:: REQUEST ::
Go through the listing below and list every line with "Performance".
* start DATA FOR PROCESSING *
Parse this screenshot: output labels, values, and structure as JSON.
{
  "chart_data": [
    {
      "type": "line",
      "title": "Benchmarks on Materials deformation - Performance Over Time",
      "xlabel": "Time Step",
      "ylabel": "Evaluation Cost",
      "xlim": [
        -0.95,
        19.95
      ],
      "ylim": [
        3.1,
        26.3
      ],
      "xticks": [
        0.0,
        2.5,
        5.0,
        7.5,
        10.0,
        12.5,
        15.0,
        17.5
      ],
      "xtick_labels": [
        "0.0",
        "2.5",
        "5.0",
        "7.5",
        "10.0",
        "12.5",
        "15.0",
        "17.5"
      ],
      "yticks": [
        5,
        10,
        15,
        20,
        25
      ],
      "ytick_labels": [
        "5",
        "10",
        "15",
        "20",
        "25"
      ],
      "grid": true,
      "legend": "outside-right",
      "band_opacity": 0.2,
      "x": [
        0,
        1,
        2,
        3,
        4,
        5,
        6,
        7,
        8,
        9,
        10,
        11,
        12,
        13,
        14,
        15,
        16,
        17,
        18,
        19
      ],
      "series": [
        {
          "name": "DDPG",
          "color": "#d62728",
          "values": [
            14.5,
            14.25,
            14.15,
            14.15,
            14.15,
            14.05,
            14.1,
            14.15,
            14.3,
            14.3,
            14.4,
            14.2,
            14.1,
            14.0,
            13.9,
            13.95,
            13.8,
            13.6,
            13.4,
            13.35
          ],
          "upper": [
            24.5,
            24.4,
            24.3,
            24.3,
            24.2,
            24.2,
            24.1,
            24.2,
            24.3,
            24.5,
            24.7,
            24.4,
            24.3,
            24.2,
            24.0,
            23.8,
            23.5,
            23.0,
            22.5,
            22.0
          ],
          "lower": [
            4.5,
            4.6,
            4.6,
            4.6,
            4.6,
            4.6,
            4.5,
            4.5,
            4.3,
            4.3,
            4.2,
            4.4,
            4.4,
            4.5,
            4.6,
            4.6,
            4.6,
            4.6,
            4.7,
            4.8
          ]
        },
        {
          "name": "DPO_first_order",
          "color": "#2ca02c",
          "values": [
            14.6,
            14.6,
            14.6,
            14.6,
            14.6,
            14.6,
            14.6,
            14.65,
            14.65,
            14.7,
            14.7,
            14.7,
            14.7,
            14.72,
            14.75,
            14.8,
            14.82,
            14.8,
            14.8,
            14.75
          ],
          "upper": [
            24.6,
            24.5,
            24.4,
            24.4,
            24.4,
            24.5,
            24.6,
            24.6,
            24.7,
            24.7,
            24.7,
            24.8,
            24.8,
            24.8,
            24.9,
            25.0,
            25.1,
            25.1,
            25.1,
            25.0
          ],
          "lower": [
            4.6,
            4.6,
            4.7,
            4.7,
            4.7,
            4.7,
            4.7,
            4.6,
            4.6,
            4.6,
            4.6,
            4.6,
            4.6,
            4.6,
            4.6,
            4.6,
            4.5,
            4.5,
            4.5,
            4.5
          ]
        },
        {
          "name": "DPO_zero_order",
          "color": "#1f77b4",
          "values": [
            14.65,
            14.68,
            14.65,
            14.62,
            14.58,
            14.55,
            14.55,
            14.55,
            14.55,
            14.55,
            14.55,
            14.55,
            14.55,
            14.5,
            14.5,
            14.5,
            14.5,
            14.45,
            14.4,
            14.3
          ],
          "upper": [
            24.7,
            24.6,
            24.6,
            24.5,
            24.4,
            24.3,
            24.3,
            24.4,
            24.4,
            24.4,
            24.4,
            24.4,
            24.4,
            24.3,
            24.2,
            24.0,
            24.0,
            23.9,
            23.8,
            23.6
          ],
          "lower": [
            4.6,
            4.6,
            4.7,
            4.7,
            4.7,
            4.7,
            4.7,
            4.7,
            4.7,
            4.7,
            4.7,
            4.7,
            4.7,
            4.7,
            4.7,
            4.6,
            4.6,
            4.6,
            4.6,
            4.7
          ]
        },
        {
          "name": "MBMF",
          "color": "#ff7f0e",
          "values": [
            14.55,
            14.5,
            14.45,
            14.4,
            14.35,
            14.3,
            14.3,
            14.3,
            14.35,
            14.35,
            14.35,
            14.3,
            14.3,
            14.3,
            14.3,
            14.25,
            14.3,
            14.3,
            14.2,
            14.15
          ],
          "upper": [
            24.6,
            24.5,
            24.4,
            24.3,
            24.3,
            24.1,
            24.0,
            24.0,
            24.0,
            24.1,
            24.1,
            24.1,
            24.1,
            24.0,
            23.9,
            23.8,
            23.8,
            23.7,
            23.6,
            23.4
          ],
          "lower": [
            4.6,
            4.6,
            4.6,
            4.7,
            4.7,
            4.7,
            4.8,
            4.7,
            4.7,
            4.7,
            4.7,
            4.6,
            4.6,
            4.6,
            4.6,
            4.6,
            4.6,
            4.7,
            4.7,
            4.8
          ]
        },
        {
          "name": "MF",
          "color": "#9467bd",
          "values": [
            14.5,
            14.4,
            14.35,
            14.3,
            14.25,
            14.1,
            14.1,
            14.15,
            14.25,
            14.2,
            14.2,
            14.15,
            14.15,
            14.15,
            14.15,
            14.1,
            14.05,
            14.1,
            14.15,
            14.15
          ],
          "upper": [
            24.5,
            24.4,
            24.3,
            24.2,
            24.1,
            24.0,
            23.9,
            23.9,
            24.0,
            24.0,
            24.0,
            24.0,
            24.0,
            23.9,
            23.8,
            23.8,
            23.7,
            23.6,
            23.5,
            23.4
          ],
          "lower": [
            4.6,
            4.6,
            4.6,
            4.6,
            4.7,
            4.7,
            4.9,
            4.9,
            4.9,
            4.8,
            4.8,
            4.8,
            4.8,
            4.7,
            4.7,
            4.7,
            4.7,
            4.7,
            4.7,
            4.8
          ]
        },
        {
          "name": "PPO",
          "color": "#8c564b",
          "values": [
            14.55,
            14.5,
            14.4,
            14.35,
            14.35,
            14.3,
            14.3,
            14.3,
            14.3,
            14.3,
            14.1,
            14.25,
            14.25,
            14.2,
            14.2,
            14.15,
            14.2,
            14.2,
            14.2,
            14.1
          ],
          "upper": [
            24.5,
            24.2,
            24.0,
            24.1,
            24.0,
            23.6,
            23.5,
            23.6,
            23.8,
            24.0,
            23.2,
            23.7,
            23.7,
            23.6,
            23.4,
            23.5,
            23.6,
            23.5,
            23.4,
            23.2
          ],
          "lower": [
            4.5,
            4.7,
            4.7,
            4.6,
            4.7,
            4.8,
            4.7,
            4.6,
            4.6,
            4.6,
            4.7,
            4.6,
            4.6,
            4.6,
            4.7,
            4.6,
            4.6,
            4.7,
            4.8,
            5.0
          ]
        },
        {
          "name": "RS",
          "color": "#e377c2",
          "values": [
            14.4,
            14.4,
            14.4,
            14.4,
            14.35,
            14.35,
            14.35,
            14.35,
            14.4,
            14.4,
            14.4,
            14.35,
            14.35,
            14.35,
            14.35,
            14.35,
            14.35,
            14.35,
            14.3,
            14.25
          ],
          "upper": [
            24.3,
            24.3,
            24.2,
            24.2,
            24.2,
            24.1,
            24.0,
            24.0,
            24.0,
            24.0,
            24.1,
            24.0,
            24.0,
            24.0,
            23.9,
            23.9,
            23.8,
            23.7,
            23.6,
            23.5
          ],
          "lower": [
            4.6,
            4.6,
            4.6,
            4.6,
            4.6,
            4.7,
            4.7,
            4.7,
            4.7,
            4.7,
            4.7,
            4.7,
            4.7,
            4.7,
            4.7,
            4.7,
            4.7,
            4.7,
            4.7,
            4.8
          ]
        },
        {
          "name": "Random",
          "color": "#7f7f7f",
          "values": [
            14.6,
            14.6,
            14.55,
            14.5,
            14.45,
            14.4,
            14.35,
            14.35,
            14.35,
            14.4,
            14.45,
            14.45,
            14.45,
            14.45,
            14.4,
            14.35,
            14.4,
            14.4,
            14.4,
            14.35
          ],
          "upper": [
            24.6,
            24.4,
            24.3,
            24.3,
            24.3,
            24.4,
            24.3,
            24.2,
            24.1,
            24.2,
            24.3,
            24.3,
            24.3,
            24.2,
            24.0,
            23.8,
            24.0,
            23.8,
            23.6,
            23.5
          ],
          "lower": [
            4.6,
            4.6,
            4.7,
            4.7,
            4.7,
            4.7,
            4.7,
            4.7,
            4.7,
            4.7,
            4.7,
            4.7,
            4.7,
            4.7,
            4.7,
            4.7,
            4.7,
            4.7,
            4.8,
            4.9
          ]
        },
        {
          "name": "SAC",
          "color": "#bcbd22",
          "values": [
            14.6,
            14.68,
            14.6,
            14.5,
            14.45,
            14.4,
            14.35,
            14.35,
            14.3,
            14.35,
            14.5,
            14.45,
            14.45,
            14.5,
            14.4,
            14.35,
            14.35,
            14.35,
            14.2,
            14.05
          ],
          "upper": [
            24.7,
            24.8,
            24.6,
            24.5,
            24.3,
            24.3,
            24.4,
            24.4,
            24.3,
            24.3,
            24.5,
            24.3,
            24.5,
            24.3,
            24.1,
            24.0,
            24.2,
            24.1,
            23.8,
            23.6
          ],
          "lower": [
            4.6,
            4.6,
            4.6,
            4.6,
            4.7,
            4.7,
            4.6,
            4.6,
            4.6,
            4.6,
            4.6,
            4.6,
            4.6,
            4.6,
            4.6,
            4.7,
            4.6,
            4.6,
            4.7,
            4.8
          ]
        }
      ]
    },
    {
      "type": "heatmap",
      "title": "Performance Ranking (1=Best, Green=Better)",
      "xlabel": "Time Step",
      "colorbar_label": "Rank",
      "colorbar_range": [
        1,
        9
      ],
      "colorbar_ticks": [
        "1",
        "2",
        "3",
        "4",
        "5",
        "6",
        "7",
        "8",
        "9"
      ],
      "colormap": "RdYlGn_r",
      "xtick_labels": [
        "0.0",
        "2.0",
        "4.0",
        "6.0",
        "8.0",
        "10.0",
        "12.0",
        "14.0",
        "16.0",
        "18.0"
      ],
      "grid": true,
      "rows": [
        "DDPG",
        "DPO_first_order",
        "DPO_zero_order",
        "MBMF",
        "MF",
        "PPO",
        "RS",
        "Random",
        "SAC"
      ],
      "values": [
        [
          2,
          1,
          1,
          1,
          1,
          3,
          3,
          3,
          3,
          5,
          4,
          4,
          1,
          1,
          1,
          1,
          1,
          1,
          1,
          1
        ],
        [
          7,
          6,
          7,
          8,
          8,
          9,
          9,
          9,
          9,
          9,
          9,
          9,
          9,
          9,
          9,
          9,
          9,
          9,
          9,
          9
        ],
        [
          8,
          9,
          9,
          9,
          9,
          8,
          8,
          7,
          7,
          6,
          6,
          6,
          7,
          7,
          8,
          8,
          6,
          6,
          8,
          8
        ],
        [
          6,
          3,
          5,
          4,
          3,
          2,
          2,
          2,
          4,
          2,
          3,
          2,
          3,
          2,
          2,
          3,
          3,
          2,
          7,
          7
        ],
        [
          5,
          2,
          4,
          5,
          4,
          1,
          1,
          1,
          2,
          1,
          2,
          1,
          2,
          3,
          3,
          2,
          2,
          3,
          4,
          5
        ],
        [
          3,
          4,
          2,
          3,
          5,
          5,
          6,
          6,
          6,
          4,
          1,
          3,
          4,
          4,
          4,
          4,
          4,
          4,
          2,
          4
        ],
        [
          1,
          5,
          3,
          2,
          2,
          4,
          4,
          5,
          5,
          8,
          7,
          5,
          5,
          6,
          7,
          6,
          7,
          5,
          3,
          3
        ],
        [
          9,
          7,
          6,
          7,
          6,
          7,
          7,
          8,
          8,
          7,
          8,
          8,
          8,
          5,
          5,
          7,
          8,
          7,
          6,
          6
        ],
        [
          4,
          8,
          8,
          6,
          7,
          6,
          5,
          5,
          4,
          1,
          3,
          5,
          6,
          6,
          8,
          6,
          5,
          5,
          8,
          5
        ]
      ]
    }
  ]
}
* end DATA FOR PROCESSING *
:: COMPLETED TASK ::
      "title": "Benchmarks on Materials deformation - Performance Over Time",
      "title": "Performance Ranking (1=Best, Green=Better)",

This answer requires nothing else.